[Entries]

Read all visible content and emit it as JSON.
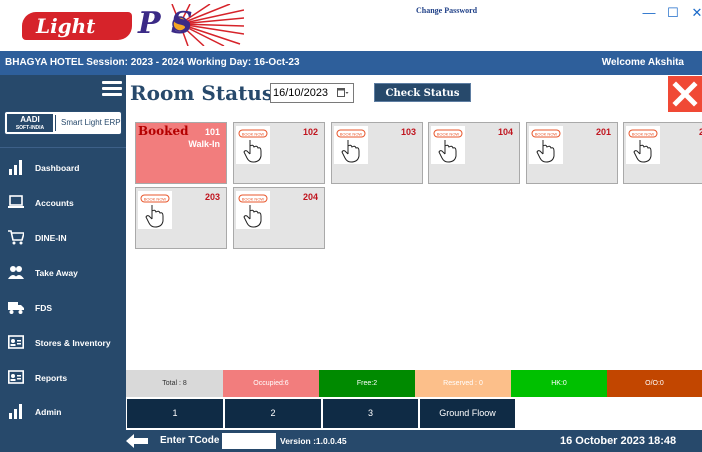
{
  "window": {
    "change_password": "Change Password",
    "minimize_glyph": "—",
    "maximize_glyph": "☐",
    "close_glyph": "✕"
  },
  "logo": {
    "light": "Light",
    "pos": "P  S",
    "icon": "starburst-logo-icon"
  },
  "infobar": {
    "session": "BHAGYA HOTEL  Session:  2023 - 2024 Working Day: 16-Oct-23",
    "welcome": "Welcome  Akshita"
  },
  "sidebar": {
    "brand_logo_top": "AADI",
    "brand_logo_bottom": "SOFT-INDIA",
    "brand_text": "Smart Light ERP",
    "items": [
      {
        "label": "Dashboard",
        "icon": "bar-chart-icon"
      },
      {
        "label": "Accounts",
        "icon": "laptop-icon"
      },
      {
        "label": "DINE-IN",
        "icon": "cart-icon"
      },
      {
        "label": "Take Away",
        "icon": "people-icon"
      },
      {
        "label": "FDS",
        "icon": "truck-icon"
      },
      {
        "label": "Stores & Inventory",
        "icon": "id-card-icon"
      },
      {
        "label": "Reports",
        "icon": "report-icon"
      },
      {
        "label": "Admin",
        "icon": "bar-chart-icon"
      }
    ]
  },
  "main": {
    "title": "Room Status",
    "date_value": "16/10/2023",
    "check_status": "Check Status"
  },
  "rooms": [
    {
      "number": "101",
      "status": "Booked",
      "type": "Walk-In",
      "booked": true
    },
    {
      "number": "102",
      "booked": false
    },
    {
      "number": "103",
      "booked": false
    },
    {
      "number": "104",
      "booked": false
    },
    {
      "number": "201",
      "booked": false
    },
    {
      "number": "2",
      "booked": false
    },
    {
      "number": "203",
      "booked": false
    },
    {
      "number": "204",
      "booked": false
    }
  ],
  "book_now_label": "BOOK NOW",
  "legend": [
    {
      "label": "Total : 8",
      "color": "#d9d9d9",
      "text_color": "#333333"
    },
    {
      "label": "Occupied:6",
      "color": "#f27d7d",
      "text_color": "#ffffff"
    },
    {
      "label": "Free:2",
      "color": "#008a00",
      "text_color": "#ffffff"
    },
    {
      "label": "Reserved : 0",
      "color": "#fcbf8a",
      "text_color": "#ffffff"
    },
    {
      "label": "HK:0",
      "color": "#00c000",
      "text_color": "#ffffff"
    },
    {
      "label": "O/O:0",
      "color": "#c24600",
      "text_color": "#ffffff"
    }
  ],
  "floors": [
    {
      "label": "1"
    },
    {
      "label": "2"
    },
    {
      "label": "3"
    },
    {
      "label": "Ground Floow"
    }
  ],
  "bottombar": {
    "tcode_label": "Enter TCode",
    "tcode_value": "",
    "version": "Version :1.0.0.45",
    "date": "16 October 2023",
    "time": "18:48"
  }
}
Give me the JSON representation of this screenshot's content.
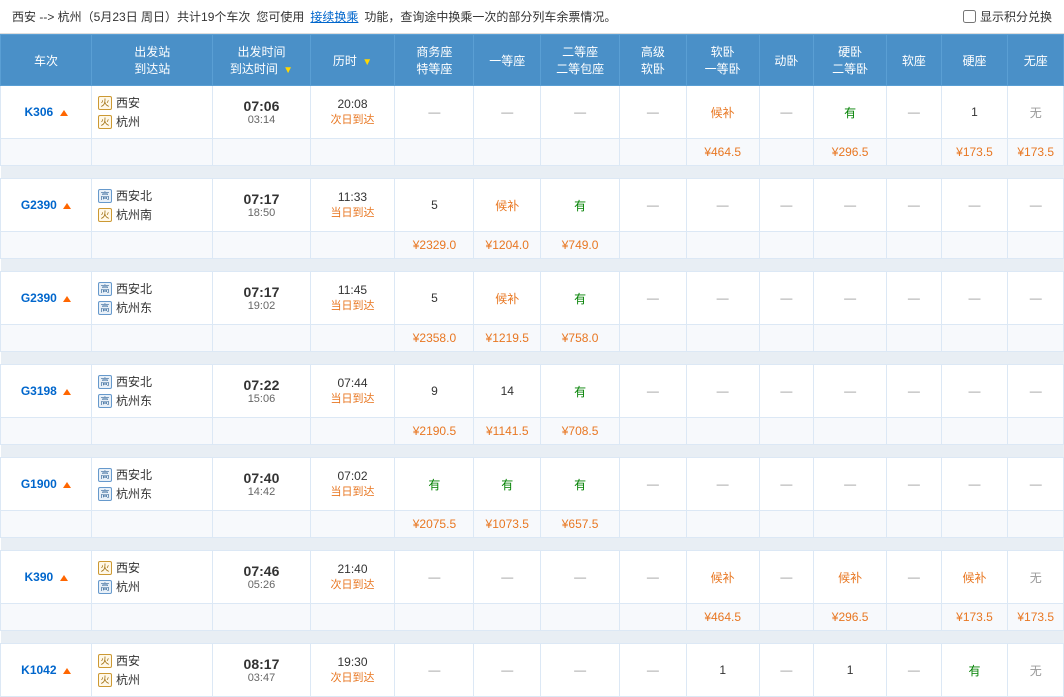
{
  "topBar": {
    "routeText": "西安 --> 杭州（5月23日 周日）共计19个车次",
    "tipPrefix": "您可使用",
    "tipLink": "接续换乘",
    "tipSuffix": "功能，查询途中换乘一次的部分列车余票情况。",
    "checkboxLabel": "显示积分兑换"
  },
  "header": {
    "cols": [
      {
        "key": "train",
        "label": "车次"
      },
      {
        "key": "station",
        "label": "出发站\n到达站"
      },
      {
        "key": "depart",
        "label": "出发时间\n到达时间",
        "sortable": true
      },
      {
        "key": "duration",
        "label": "历时",
        "sortable": true
      },
      {
        "key": "biz",
        "label": "商务座\n特等座"
      },
      {
        "key": "first",
        "label": "一等座"
      },
      {
        "key": "second",
        "label": "二等座\n二等包座"
      },
      {
        "key": "adv_soft",
        "label": "高级\n软卧"
      },
      {
        "key": "soft_first",
        "label": "软卧\n一等卧"
      },
      {
        "key": "dyn",
        "label": "动卧"
      },
      {
        "key": "hard_second",
        "label": "硬卧\n二等卧"
      },
      {
        "key": "soft",
        "label": "软座"
      },
      {
        "key": "hard",
        "label": "硬座"
      },
      {
        "key": "no",
        "label": "无座"
      }
    ]
  },
  "trains": [
    {
      "id": "K306",
      "type": "K",
      "fromStation": "西安",
      "fromIcon": "train",
      "toStation": "杭州",
      "toIcon": "train",
      "departTime": "07:06",
      "arriveTime": "03:14",
      "duration": "20:08",
      "arriveDay": "次日到达",
      "biz": "—",
      "first": "—",
      "second": "—",
      "adv_soft": "—",
      "soft_first": "候补",
      "dyn": "—",
      "hard_second": "有",
      "soft": "—",
      "hard": "1",
      "no": "无",
      "prices": {
        "soft_first": "¥464.5",
        "hard_second": "¥296.5",
        "hard": "¥173.5",
        "no": "¥173.5"
      }
    },
    {
      "id": "G2390",
      "type": "G",
      "fromStation": "西安北",
      "fromIcon": "bullet",
      "toStation": "杭州南",
      "toIcon": "train",
      "departTime": "07:17",
      "arriveTime": "18:50",
      "duration": "11:33",
      "arriveDay": "当日到达",
      "biz": "5",
      "first": "候补",
      "second": "有",
      "adv_soft": "—",
      "soft_first": "—",
      "dyn": "—",
      "hard_second": "—",
      "soft": "—",
      "hard": "—",
      "no": "—",
      "prices": {
        "biz": "¥2329.0",
        "first": "¥1204.0",
        "second": "¥749.0"
      }
    },
    {
      "id": "G2390b",
      "displayId": "G2390",
      "type": "G",
      "fromStation": "西安北",
      "fromIcon": "bullet",
      "toStation": "杭州东",
      "toIcon": "bullet",
      "departTime": "07:17",
      "arriveTime": "19:02",
      "duration": "11:45",
      "arriveDay": "当日到达",
      "biz": "5",
      "first": "候补",
      "second": "有",
      "adv_soft": "—",
      "soft_first": "—",
      "dyn": "—",
      "hard_second": "—",
      "soft": "—",
      "hard": "—",
      "no": "—",
      "prices": {
        "biz": "¥2358.0",
        "first": "¥1219.5",
        "second": "¥758.0"
      }
    },
    {
      "id": "G3198",
      "type": "G",
      "fromStation": "西安北",
      "fromIcon": "bullet",
      "toStation": "杭州东",
      "toIcon": "bullet",
      "departTime": "07:22",
      "arriveTime": "15:06",
      "duration": "07:44",
      "arriveDay": "当日到达",
      "biz": "9",
      "first": "14",
      "second": "有",
      "adv_soft": "—",
      "soft_first": "—",
      "dyn": "—",
      "hard_second": "—",
      "soft": "—",
      "hard": "—",
      "no": "—",
      "prices": {
        "biz": "¥2190.5",
        "first": "¥1141.5",
        "second": "¥708.5"
      }
    },
    {
      "id": "G1900",
      "type": "G",
      "fromStation": "西安北",
      "fromIcon": "bullet",
      "toStation": "杭州东",
      "toIcon": "bullet",
      "departTime": "07:40",
      "arriveTime": "14:42",
      "duration": "07:02",
      "arriveDay": "当日到达",
      "biz": "有",
      "first": "有",
      "second": "有",
      "adv_soft": "—",
      "soft_first": "—",
      "dyn": "—",
      "hard_second": "—",
      "soft": "—",
      "hard": "—",
      "no": "—",
      "prices": {
        "biz": "¥2075.5",
        "first": "¥1073.5",
        "second": "¥657.5"
      }
    },
    {
      "id": "K390",
      "type": "K",
      "fromStation": "西安",
      "fromIcon": "train",
      "toStation": "杭州",
      "toIcon": "bullet",
      "departTime": "07:46",
      "arriveTime": "05:26",
      "duration": "21:40",
      "arriveDay": "次日到达",
      "biz": "—",
      "first": "—",
      "second": "—",
      "adv_soft": "—",
      "soft_first": "候补",
      "dyn": "—",
      "hard_second": "候补",
      "soft": "—",
      "hard": "候补",
      "no": "无",
      "prices": {
        "soft_first": "¥464.5",
        "hard_second": "¥296.5",
        "hard": "¥173.5",
        "no": "¥173.5"
      }
    },
    {
      "id": "K1042",
      "type": "K",
      "fromStation": "西安",
      "fromIcon": "train",
      "toStation": "杭州",
      "toIcon": "train",
      "departTime": "08:17",
      "arriveTime": "03:47",
      "duration": "19:30",
      "arriveDay": "次日到达",
      "biz": "—",
      "first": "—",
      "second": "—",
      "adv_soft": "—",
      "soft_first": "1",
      "dyn": "—",
      "hard_second": "1",
      "soft": "—",
      "hard": "有",
      "no": "无",
      "prices": {}
    }
  ],
  "icons": {
    "sort_asc": "▲",
    "sort_desc": "▼"
  }
}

[The task] In the entries above, find each line with the string "content" and copy it.

[Written solution]
Read all visible content and emit it as JSON.
Give me the JSON representation of this screenshot's content.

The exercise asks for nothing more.